## EXERCISE BRIEF
Omit all pictures and give the records below again exactly as written.

* begin *

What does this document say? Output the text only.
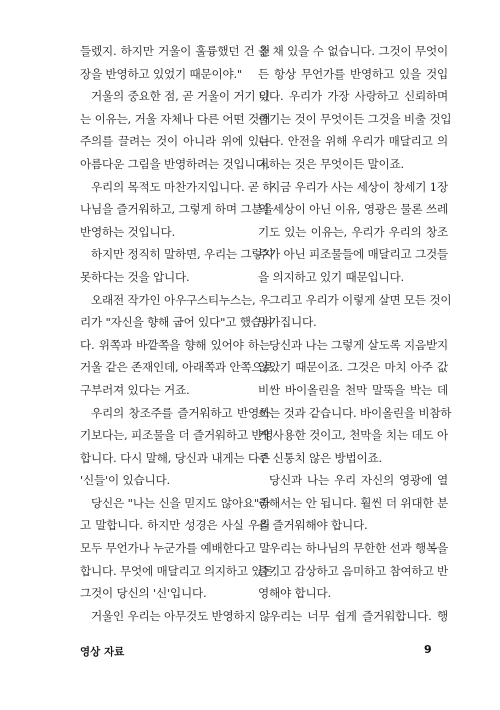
들렜지. 하지만 거울이 훌륭했던 건 천
장을 반영하고 있었기 때문이야."
거울의 중요한 점, 곧 거울이 거기 있
는 이유는, 거울 자체나 다른 어떤 것에
주의를 끌려는 것이 아니라 위에 있는
아름다운 그림을 반영하려는 것입니다.
우리의 목적도 마찬가지입니다. 곧 하
나님을 즐거워하고, 그렇게 하며 그분을
반영하는 것입니다.
하지만 정직히 말하면, 우리는 그렇지
못하다는 것을 압니다.
오래전 작가인 아우구스티누스는, 우
리가 "자신을 향해 굽어 있다"고 했습니
다. 위쪽과 바깥쪽을 향해 있어야 하는
거울 같은 존재인데, 아래쪽과 안쪽으로
구부러져 있다는 거죠.
우리의 창조주를 즐거워하고 반영하
기보다는, 피조물을 더 즐거워하고 반영
합니다. 다시 말해, 당신과 내게는 다른
'신들'이 있습니다.
당신은 "나는 신을 믿지도 않아요"라
고 말합니다. 하지만 성경은 사실 우리
모두 무언가나 누군가를 예배한다고 말
합니다. 무엇에 매달리고 의지하고 있든,
그것이 당신의 '신'입니다.
거울인 우리는 아무것도 반영하지 않
을 채 있을 수 없습니다. 그것이 무엇이
든 항상 무언가를 반영하고 있을 것입
니다. 우리가 가장 사랑하고 신뢰하며
즐기는 것이 무엇이든 그것을 비출 것입
니다. 안전을 위해 우리가 매달리고 의
지하는 것은 무엇이든 말이죠.
지금 우리가 사는 세상이 창세기 1장
의 세상이 아닌 이유, 영광은 물론 쓰레
기도 있는 이유는, 우리가 우리의 창조
주가 아닌 피조물들에 매달리고 그것들
을 의지하고 있기 때문입니다.
그리고 우리가 이렇게 살면 모든 것이
망가집니다.
당신과 나는 그렇게 살도록 지음받지
않았기 때문이죠. 그것은 마치 아주 값
비싼 바이올린을 천막 말뚝을 박는 데
쓰는 것과 같습니다. 바이올린을 비참하
게 사용한 것이고, 천막을 치는 데도 아
주 신통치 않은 방법이죠.
당신과 나는 우리 자신의 영광에 열
중해서는 안 됩니다. 훨씬 더 위대한 분
을 즐거워해야 합니다.
우리는 하나님의 무한한 선과 행복을
즐기고 감상하고 음미하고 참여하고 반
영해야 합니다.
우리는 너무 쉽게 즐거워합니다. 행
영상 자료	9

* end *

## EXERCISE ANSWER
What does this document say? Output the text only.
들렜지. 하지만 거울이 훌륭했던 건 천
장을 반영하고 있었기 때문이야."
거울의 중요한 점, 곧 거울이 거기 있
는 이유는, 거울 자체나 다른 어떤 것에
주의를 끌려는 것이 아니라 위에 있는
아름다운 그림을 반영하려는 것입니다.
우리의 목적도 마찬가지입니다. 곧 하
나님을 즐거워하고, 그렇게 하며 그분을
반영하는 것입니다.
하지만 정직히 말하면, 우리는 그렇지
못하다는 것을 압니다.
오래전 작가인 아우구스티누스는, 우
리가 "자신을 향해 굽어 있다"고 했습니
다. 위쪽과 바깥쪽을 향해 있어야 하는
거울 같은 존재인데, 아래쪽과 안쪽으로
구부러져 있다는 거죠.
우리의 창조주를 즐거워하고 반영하
기보다는, 피조물을 더 즐거워하고 반영
합니다. 다시 말해, 당신과 내게는 다른
'신들'이 있습니다.
당신은 "나는 신을 믿지도 않아요"라
고 말합니다. 하지만 성경은 사실 우리
모두 무언가나 누군가를 예배한다고 말
합니다. 무엇에 매달리고 의지하고 있든,
그것이 당신의 '신'입니다.
거울인 우리는 아무것도 반영하지 않
을 채 있을 수 없습니다. 그것이 무엇이
든 항상 무언가를 반영하고 있을 것입
니다. 우리가 가장 사랑하고 신뢰하며
즐기는 것이 무엇이든 그것을 비출 것입
니다. 안전을 위해 우리가 매달리고 의
지하는 것은 무엇이든 말이죠.
지금 우리가 사는 세상이 창세기 1장
의 세상이 아닌 이유, 영광은 물론 쓰레
기도 있는 이유는, 우리가 우리의 창조
주가 아닌 피조물들에 매달리고 그것들
을 의지하고 있기 때문입니다.
그리고 우리가 이렇게 살면 모든 것이
망가집니다.
당신과 나는 그렇게 살도록 지음받지
않았기 때문이죠. 그것은 마치 아주 값
비싼 바이올린을 천막 말뚝을 박는 데
쓰는 것과 같습니다. 바이올린을 비참하
게 사용한 것이고, 천막을 치는 데도 아
주 신통치 않은 방법이죠.
당신과 나는 우리 자신의 영광에 열
중해서는 안 됩니다. 훨씬 더 위대한 분
을 즐거워해야 합니다.
우리는 하나님의 무한한 선과 행복을
즐기고 감상하고 음미하고 참여하고 반
영해야 합니다.
우리는 너무 쉽게 즐거워합니다. 행
영상 자료	9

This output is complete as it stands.